> _Exercise material_
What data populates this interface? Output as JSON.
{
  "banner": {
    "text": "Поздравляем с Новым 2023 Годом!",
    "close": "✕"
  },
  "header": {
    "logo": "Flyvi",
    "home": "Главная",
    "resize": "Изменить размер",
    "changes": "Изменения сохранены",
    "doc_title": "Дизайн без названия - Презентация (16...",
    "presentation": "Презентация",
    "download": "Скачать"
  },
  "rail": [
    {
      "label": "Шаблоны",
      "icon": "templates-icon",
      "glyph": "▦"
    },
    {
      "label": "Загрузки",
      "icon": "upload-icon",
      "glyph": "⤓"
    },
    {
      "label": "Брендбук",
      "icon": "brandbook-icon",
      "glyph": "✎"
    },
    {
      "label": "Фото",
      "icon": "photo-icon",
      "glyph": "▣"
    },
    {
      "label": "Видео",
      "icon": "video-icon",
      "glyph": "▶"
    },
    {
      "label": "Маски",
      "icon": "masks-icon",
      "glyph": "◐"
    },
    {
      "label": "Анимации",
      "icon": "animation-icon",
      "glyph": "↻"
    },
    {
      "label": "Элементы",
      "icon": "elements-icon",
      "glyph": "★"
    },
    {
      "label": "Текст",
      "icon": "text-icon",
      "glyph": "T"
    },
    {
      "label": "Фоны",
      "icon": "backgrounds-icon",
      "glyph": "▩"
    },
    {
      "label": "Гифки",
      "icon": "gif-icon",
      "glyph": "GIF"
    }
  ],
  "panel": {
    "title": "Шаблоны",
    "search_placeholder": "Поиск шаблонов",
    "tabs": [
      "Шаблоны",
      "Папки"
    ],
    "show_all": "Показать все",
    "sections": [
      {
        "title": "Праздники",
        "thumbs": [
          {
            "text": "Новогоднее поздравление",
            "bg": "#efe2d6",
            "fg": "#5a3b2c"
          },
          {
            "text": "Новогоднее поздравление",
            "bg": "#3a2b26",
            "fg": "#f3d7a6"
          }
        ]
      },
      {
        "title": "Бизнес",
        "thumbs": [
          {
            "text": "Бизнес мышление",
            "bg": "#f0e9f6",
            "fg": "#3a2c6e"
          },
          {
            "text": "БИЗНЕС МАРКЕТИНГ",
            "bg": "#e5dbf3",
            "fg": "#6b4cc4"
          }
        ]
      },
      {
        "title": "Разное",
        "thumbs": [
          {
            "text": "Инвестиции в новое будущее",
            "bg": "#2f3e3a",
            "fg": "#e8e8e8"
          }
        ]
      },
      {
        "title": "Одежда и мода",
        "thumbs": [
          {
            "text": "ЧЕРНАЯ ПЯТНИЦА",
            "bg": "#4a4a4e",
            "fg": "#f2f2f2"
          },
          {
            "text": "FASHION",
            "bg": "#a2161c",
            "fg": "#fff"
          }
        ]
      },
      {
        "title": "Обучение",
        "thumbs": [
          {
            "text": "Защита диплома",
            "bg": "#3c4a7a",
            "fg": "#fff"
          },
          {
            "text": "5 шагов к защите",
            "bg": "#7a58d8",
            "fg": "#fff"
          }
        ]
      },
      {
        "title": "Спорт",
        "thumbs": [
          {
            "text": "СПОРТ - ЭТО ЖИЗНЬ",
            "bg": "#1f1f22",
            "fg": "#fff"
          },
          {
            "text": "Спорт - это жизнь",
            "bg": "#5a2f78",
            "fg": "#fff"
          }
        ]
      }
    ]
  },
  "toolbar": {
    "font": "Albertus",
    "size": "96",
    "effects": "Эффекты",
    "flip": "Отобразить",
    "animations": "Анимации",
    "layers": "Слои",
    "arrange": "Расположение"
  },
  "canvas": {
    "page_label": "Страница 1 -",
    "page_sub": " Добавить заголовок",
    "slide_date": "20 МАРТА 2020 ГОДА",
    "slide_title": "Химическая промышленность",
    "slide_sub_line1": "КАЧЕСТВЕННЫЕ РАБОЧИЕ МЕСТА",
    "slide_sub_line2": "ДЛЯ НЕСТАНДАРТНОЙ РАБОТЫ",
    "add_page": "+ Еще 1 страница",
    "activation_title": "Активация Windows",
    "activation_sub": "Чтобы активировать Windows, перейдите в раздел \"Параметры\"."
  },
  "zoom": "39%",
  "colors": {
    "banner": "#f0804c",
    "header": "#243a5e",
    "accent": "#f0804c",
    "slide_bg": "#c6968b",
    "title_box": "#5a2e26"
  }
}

> _Exercise objective_
Write the material out exactly, with nothing left out.

> _Output for this task_
What data populates this interface? Output as JSON.
{
  "banner": {
    "text": "Поздравляем с Новым 2023 Годом!",
    "close": "✕"
  },
  "header": {
    "logo": "Flyvi",
    "home": "Главная",
    "resize": "Изменить размер",
    "changes": "Изменения сохранены",
    "doc_title": "Дизайн без названия - Презентация (16...",
    "presentation": "Презентация",
    "download": "Скачать"
  },
  "rail": [
    {
      "label": "Шаблоны",
      "icon": "templates-icon",
      "glyph": "▦"
    },
    {
      "label": "Загрузки",
      "icon": "upload-icon",
      "glyph": "⤓"
    },
    {
      "label": "Брендбук",
      "icon": "brandbook-icon",
      "glyph": "✎"
    },
    {
      "label": "Фото",
      "icon": "photo-icon",
      "glyph": "▣"
    },
    {
      "label": "Видео",
      "icon": "video-icon",
      "glyph": "▶"
    },
    {
      "label": "Маски",
      "icon": "masks-icon",
      "glyph": "◐"
    },
    {
      "label": "Анимации",
      "icon": "animation-icon",
      "glyph": "↻"
    },
    {
      "label": "Элементы",
      "icon": "elements-icon",
      "glyph": "★"
    },
    {
      "label": "Текст",
      "icon": "text-icon",
      "glyph": "T"
    },
    {
      "label": "Фоны",
      "icon": "backgrounds-icon",
      "glyph": "▩"
    },
    {
      "label": "Гифки",
      "icon": "gif-icon",
      "glyph": "GIF"
    }
  ],
  "panel": {
    "title": "Шаблоны",
    "search_placeholder": "Поиск шаблонов",
    "tabs": [
      "Шаблоны",
      "Папки"
    ],
    "show_all": "Показать все",
    "sections": [
      {
        "title": "Праздники",
        "thumbs": [
          {
            "text": "Новогоднее поздравление",
            "bg": "#efe2d6",
            "fg": "#5a3b2c"
          },
          {
            "text": "Новогоднее поздравление",
            "bg": "#3a2b26",
            "fg": "#f3d7a6"
          }
        ]
      },
      {
        "title": "Бизнес",
        "thumbs": [
          {
            "text": "Бизнес мышление",
            "bg": "#f0e9f6",
            "fg": "#3a2c6e"
          },
          {
            "text": "БИЗНЕС МАРКЕТИНГ",
            "bg": "#e5dbf3",
            "fg": "#6b4cc4"
          }
        ]
      },
      {
        "title": "Разное",
        "thumbs": [
          {
            "text": "Инвестиции в новое будущее",
            "bg": "#2f3e3a",
            "fg": "#e8e8e8"
          }
        ]
      },
      {
        "title": "Одежда и мода",
        "thumbs": [
          {
            "text": "ЧЕРНАЯ ПЯТНИЦА",
            "bg": "#4a4a4e",
            "fg": "#f2f2f2"
          },
          {
            "text": "FASHION",
            "bg": "#a2161c",
            "fg": "#fff"
          }
        ]
      },
      {
        "title": "Обучение",
        "thumbs": [
          {
            "text": "Защита диплома",
            "bg": "#3c4a7a",
            "fg": "#fff"
          },
          {
            "text": "5 шагов к защите",
            "bg": "#7a58d8",
            "fg": "#fff"
          }
        ]
      },
      {
        "title": "Спорт",
        "thumbs": [
          {
            "text": "СПОРТ - ЭТО ЖИЗНЬ",
            "bg": "#1f1f22",
            "fg": "#fff"
          },
          {
            "text": "Спорт - это жизнь",
            "bg": "#5a2f78",
            "fg": "#fff"
          }
        ]
      }
    ]
  },
  "toolbar": {
    "font": "Albertus",
    "size": "96",
    "effects": "Эффекты",
    "flip": "Отобразить",
    "animations": "Анимации",
    "layers": "Слои",
    "arrange": "Расположение"
  },
  "canvas": {
    "page_label": "Страница 1 -",
    "page_sub": " Добавить заголовок",
    "slide_date": "20 МАРТА 2020 ГОДА",
    "slide_title": "Химическая промышленность",
    "slide_sub_line1": "КАЧЕСТВЕННЫЕ РАБОЧИЕ МЕСТА",
    "slide_sub_line2": "ДЛЯ НЕСТАНДАРТНОЙ РАБОТЫ",
    "add_page": "+ Еще 1 страница",
    "activation_title": "Активация Windows",
    "activation_sub": "Чтобы активировать Windows, перейдите в раздел \"Параметры\"."
  },
  "zoom": "39%",
  "colors": {
    "banner": "#f0804c",
    "header": "#243a5e",
    "accent": "#f0804c",
    "slide_bg": "#c6968b",
    "title_box": "#5a2e26"
  }
}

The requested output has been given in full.